● WHAT YOU HAVE TO DO
Return the records exactly as they are.

[Data listing]
- - -
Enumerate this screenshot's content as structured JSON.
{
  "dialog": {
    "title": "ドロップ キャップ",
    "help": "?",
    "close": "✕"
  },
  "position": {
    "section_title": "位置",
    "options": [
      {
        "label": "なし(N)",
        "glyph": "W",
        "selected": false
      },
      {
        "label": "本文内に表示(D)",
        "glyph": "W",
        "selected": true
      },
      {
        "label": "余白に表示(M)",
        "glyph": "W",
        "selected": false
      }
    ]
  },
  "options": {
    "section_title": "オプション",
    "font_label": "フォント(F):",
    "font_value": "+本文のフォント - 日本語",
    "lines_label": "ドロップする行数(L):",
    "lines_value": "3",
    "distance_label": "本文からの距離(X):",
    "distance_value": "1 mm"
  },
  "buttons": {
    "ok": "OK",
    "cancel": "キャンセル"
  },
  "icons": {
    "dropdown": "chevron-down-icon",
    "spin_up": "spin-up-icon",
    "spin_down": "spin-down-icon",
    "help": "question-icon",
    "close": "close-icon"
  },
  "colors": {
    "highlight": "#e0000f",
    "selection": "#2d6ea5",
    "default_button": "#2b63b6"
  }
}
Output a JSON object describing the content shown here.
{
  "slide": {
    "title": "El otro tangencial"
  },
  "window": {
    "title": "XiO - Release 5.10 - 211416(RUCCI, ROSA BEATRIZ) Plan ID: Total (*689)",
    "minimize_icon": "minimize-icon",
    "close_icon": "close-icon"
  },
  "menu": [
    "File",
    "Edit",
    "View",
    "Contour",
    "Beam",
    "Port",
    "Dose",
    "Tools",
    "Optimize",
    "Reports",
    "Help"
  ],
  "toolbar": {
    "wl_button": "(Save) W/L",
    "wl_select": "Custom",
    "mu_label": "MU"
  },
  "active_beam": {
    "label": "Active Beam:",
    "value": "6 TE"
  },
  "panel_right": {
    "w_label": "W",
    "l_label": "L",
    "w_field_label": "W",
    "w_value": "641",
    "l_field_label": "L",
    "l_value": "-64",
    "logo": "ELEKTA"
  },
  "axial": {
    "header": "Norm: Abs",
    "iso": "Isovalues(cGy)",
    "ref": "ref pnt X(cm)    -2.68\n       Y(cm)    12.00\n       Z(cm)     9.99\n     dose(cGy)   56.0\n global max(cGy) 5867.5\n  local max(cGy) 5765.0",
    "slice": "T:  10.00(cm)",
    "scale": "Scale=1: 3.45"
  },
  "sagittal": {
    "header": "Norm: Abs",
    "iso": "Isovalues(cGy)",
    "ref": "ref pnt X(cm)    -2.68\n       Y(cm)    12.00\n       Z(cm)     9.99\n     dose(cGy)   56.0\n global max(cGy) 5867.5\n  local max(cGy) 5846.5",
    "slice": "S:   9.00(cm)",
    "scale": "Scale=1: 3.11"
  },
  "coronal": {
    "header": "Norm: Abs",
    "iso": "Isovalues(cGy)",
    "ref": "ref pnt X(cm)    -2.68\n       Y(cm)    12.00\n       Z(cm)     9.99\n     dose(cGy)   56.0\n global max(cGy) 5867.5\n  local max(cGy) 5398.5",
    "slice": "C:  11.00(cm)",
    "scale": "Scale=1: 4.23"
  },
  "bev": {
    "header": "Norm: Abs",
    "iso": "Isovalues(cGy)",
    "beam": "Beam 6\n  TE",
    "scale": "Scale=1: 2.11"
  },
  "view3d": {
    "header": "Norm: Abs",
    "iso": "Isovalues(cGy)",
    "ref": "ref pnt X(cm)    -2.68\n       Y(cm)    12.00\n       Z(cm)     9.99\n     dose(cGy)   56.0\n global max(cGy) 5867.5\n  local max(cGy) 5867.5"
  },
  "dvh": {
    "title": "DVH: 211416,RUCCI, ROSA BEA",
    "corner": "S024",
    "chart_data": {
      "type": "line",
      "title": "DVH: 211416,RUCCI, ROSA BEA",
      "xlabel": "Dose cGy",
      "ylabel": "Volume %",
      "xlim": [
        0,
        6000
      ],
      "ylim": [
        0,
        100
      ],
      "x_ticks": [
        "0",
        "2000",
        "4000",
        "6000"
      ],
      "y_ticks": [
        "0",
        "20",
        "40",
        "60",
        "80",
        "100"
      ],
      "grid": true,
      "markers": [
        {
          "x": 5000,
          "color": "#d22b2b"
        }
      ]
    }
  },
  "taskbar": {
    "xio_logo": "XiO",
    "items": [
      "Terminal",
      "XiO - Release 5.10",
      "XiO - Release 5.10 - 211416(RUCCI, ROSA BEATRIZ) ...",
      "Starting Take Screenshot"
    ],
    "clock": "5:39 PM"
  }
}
- - -
● TASK RESPONSE
Enumerate this screenshot's content as structured JSON.
{
  "dialog": {
    "title": "ドロップ キャップ",
    "help": "?",
    "close": "✕"
  },
  "position": {
    "section_title": "位置",
    "options": [
      {
        "label": "なし(N)",
        "glyph": "W",
        "selected": false
      },
      {
        "label": "本文内に表示(D)",
        "glyph": "W",
        "selected": true
      },
      {
        "label": "余白に表示(M)",
        "glyph": "W",
        "selected": false
      }
    ]
  },
  "options": {
    "section_title": "オプション",
    "font_label": "フォント(F):",
    "font_value": "+本文のフォント - 日本語",
    "lines_label": "ドロップする行数(L):",
    "lines_value": "3",
    "distance_label": "本文からの距離(X):",
    "distance_value": "1 mm"
  },
  "buttons": {
    "ok": "OK",
    "cancel": "キャンセル"
  },
  "icons": {
    "dropdown": "chevron-down-icon",
    "spin_up": "spin-up-icon",
    "spin_down": "spin-down-icon",
    "help": "question-icon",
    "close": "close-icon"
  },
  "colors": {
    "highlight": "#e0000f",
    "selection": "#2d6ea5",
    "default_button": "#2b63b6"
  }
}
Output a JSON object describing the content shown here.
{
  "slide": {
    "title": "El otro tangencial"
  },
  "window": {
    "title": "XiO - Release 5.10 - 211416(RUCCI, ROSA BEATRIZ) Plan ID: Total (*689)",
    "minimize_icon": "minimize-icon",
    "close_icon": "close-icon"
  },
  "menu": [
    "File",
    "Edit",
    "View",
    "Contour",
    "Beam",
    "Port",
    "Dose",
    "Tools",
    "Optimize",
    "Reports",
    "Help"
  ],
  "toolbar": {
    "wl_button": "(Save) W/L",
    "wl_select": "Custom",
    "mu_label": "MU"
  },
  "active_beam": {
    "label": "Active Beam:",
    "value": "6 TE"
  },
  "panel_right": {
    "w_label": "W",
    "l_label": "L",
    "w_field_label": "W",
    "w_value": "641",
    "l_field_label": "L",
    "l_value": "-64",
    "logo": "ELEKTA"
  },
  "axial": {
    "header": "Norm: Abs",
    "iso": "Isovalues(cGy)",
    "ref": "ref pnt X(cm)    -2.68\n       Y(cm)    12.00\n       Z(cm)     9.99\n     dose(cGy)   56.0\n global max(cGy) 5867.5\n  local max(cGy) 5765.0",
    "slice": "T:  10.00(cm)",
    "scale": "Scale=1: 3.45"
  },
  "sagittal": {
    "header": "Norm: Abs",
    "iso": "Isovalues(cGy)",
    "ref": "ref pnt X(cm)    -2.68\n       Y(cm)    12.00\n       Z(cm)     9.99\n     dose(cGy)   56.0\n global max(cGy) 5867.5\n  local max(cGy) 5846.5",
    "slice": "S:   9.00(cm)",
    "scale": "Scale=1: 3.11"
  },
  "coronal": {
    "header": "Norm: Abs",
    "iso": "Isovalues(cGy)",
    "ref": "ref pnt X(cm)    -2.68\n       Y(cm)    12.00\n       Z(cm)     9.99\n     dose(cGy)   56.0\n global max(cGy) 5867.5\n  local max(cGy) 5398.5",
    "slice": "C:  11.00(cm)",
    "scale": "Scale=1: 4.23"
  },
  "bev": {
    "header": "Norm: Abs",
    "iso": "Isovalues(cGy)",
    "beam": "Beam 6\n  TE",
    "scale": "Scale=1: 2.11"
  },
  "view3d": {
    "header": "Norm: Abs",
    "iso": "Isovalues(cGy)",
    "ref": "ref pnt X(cm)    -2.68\n       Y(cm)    12.00\n       Z(cm)     9.99\n     dose(cGy)   56.0\n global max(cGy) 5867.5\n  local max(cGy) 5867.5"
  },
  "dvh": {
    "title": "DVH: 211416,RUCCI, ROSA BEA",
    "corner": "S024",
    "chart_data": {
      "type": "line",
      "title": "DVH: 211416,RUCCI, ROSA BEA",
      "xlabel": "Dose cGy",
      "ylabel": "Volume %",
      "xlim": [
        0,
        6000
      ],
      "ylim": [
        0,
        100
      ],
      "x_ticks": [
        "0",
        "2000",
        "4000",
        "6000"
      ],
      "y_ticks": [
        "0",
        "20",
        "40",
        "60",
        "80",
        "100"
      ],
      "grid": true,
      "markers": [
        {
          "x": 5000,
          "color": "#d22b2b"
        }
      ]
    }
  },
  "taskbar": {
    "xio_logo": "XiO",
    "items": [
      "Terminal",
      "XiO - Release 5.10",
      "XiO - Release 5.10 - 211416(RUCCI, ROSA BEATRIZ) ...",
      "Starting Take Screenshot"
    ],
    "clock": "5:39 PM"
  }
}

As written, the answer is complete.